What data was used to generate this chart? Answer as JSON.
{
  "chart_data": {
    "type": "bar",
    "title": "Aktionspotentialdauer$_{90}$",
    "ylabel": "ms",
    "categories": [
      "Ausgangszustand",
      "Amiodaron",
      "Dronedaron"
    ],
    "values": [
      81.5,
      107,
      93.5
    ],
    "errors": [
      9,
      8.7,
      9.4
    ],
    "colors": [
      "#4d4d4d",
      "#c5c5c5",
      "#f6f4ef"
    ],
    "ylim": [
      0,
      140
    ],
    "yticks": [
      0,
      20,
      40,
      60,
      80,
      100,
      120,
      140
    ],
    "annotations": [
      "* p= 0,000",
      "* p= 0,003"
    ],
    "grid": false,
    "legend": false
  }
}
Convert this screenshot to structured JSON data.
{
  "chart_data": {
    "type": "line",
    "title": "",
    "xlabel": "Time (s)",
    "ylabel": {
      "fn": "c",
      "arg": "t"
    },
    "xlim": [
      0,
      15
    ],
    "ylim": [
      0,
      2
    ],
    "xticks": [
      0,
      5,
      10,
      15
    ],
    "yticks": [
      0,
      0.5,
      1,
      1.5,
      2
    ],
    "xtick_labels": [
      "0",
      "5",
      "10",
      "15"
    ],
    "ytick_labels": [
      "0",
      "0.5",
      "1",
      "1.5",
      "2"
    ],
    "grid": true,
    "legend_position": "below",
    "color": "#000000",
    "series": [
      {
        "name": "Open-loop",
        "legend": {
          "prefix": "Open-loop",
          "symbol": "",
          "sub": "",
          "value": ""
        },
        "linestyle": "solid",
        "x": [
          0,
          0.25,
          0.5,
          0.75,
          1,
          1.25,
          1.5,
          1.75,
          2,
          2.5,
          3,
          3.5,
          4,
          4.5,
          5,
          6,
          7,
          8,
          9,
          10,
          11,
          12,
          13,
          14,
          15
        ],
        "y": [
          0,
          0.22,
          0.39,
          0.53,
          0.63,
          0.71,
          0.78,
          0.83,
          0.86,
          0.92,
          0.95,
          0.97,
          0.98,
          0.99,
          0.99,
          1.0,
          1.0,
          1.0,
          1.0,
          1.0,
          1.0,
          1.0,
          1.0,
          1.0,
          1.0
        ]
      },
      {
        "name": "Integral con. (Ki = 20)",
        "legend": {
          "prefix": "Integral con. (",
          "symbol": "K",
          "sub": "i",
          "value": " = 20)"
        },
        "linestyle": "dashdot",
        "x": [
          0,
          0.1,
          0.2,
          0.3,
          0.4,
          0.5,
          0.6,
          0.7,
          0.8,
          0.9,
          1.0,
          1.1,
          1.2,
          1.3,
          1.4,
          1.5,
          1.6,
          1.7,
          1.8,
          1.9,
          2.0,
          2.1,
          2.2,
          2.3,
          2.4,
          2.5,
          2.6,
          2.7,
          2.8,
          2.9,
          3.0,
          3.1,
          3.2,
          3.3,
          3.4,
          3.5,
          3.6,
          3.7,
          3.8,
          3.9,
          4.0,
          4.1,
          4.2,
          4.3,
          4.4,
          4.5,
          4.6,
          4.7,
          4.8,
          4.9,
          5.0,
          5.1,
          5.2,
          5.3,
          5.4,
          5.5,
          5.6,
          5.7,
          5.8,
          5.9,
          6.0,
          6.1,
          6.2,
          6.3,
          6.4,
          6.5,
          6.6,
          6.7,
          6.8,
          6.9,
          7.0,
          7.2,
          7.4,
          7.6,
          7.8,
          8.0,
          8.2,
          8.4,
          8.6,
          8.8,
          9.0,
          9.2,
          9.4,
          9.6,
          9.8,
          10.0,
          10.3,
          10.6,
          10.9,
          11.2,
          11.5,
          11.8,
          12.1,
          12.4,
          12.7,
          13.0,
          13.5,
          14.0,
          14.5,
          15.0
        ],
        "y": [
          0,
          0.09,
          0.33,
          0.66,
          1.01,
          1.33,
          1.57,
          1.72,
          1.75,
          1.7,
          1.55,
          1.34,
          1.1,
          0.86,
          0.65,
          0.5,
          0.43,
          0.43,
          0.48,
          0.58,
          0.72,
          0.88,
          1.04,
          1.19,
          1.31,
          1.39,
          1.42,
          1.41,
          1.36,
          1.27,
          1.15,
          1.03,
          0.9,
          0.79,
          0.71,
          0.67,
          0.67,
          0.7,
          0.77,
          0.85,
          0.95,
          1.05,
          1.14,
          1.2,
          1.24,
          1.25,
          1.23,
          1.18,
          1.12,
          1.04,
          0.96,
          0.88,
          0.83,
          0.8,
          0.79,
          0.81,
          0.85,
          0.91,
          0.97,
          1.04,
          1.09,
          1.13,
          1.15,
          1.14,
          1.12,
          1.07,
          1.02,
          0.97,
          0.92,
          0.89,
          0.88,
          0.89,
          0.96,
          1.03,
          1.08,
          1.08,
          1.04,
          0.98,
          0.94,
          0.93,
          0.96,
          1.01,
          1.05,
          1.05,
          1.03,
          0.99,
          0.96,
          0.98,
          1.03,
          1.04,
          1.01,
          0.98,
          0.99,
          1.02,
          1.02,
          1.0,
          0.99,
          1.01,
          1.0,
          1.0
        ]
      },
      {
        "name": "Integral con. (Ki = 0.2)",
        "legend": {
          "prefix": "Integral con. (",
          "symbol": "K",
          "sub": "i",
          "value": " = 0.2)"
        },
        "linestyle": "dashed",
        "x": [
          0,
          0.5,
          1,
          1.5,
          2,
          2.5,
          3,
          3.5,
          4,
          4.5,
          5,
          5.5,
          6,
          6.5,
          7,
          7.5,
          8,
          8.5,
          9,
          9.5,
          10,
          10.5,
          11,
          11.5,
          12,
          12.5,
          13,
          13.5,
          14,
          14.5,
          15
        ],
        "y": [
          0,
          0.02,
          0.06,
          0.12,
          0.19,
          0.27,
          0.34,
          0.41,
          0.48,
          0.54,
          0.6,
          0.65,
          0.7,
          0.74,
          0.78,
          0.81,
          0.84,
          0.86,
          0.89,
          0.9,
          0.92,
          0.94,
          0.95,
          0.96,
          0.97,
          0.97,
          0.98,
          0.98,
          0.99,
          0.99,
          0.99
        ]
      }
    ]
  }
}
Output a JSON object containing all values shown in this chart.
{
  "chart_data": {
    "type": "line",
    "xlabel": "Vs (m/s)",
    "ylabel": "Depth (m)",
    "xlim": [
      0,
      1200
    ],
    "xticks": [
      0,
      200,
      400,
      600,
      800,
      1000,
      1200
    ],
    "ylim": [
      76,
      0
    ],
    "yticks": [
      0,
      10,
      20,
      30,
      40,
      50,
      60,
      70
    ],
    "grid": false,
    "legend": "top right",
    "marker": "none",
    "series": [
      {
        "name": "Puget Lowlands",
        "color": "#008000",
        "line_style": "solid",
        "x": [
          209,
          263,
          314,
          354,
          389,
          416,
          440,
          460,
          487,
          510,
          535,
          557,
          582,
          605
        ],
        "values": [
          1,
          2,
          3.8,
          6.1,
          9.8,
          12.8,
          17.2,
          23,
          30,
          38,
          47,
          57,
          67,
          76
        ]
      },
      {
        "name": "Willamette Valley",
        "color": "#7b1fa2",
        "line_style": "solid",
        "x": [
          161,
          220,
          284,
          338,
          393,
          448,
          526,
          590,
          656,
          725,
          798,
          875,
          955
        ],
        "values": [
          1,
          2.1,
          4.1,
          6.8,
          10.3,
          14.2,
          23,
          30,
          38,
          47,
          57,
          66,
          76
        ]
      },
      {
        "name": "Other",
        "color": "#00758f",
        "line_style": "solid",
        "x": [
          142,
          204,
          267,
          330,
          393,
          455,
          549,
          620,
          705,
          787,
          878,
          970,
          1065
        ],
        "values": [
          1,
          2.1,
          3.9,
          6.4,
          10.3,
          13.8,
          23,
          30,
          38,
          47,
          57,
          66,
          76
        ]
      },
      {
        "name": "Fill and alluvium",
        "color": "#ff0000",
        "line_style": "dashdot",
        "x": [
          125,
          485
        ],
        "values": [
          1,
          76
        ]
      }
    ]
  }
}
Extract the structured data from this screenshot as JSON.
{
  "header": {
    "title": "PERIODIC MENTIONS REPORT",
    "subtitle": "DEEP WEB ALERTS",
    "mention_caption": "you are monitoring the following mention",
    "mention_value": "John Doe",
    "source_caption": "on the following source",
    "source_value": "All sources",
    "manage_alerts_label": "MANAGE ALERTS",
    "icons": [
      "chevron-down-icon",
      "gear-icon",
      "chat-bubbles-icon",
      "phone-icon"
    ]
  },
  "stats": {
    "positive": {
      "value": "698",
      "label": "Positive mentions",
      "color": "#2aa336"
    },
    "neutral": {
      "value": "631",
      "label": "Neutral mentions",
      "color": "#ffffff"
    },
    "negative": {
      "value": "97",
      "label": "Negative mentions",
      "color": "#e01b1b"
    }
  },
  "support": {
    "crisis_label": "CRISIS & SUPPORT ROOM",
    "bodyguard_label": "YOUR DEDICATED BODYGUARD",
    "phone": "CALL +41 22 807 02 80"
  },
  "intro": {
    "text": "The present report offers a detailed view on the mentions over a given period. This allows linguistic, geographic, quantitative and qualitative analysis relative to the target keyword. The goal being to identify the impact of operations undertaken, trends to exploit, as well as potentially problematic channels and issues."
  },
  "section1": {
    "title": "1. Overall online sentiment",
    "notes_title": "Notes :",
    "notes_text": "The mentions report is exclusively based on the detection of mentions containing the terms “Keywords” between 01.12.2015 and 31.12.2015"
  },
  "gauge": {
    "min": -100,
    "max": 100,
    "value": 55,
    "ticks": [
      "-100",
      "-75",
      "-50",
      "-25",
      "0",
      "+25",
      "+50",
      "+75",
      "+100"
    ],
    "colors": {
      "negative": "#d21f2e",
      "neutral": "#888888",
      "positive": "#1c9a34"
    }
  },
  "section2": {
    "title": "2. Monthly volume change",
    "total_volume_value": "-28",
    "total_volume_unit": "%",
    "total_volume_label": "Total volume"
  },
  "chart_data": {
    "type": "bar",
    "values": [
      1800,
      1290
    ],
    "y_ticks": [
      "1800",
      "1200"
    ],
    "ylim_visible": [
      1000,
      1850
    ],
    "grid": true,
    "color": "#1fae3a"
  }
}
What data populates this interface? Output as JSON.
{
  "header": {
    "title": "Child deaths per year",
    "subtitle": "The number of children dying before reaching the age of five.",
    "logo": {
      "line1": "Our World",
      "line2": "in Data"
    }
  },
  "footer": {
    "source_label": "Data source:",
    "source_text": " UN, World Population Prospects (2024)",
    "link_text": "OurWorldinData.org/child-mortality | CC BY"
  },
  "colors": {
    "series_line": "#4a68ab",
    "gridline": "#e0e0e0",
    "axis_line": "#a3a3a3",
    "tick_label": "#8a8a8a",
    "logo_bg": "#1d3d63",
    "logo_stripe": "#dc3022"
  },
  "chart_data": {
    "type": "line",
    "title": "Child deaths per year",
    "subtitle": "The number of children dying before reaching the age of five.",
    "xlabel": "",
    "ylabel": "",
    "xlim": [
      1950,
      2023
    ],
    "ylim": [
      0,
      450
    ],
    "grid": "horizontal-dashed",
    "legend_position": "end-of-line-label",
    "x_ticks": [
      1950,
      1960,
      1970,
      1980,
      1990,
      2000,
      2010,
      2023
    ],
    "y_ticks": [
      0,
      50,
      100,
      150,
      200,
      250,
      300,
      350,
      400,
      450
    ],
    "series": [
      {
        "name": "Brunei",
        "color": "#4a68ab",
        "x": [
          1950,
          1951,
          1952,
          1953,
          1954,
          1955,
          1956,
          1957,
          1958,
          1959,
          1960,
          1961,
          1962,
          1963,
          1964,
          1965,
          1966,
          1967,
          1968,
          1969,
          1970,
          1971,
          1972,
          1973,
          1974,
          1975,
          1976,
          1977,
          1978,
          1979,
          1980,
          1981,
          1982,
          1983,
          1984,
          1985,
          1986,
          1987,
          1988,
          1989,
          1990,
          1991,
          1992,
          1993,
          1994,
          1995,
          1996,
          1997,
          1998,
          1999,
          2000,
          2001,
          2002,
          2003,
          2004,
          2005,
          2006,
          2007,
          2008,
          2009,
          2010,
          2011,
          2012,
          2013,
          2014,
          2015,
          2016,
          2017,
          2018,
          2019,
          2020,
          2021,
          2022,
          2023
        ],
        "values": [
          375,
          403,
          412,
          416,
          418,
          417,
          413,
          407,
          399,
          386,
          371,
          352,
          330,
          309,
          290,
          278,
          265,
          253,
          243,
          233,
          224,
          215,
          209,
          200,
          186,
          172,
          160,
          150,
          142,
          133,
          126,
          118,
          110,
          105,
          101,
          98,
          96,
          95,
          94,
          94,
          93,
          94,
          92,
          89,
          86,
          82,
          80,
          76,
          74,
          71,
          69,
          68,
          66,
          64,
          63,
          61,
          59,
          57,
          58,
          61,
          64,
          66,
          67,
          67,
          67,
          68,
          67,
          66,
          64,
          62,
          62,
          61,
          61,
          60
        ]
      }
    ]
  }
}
★ ★ ★ ★
● **WRITTEN EXERCISE**: Write down every line of the data above that includes the string "dashed".

● **EXERCISE RESULT**:
        "linestyle": "dashed",
    "grid": "horizontal-dashed",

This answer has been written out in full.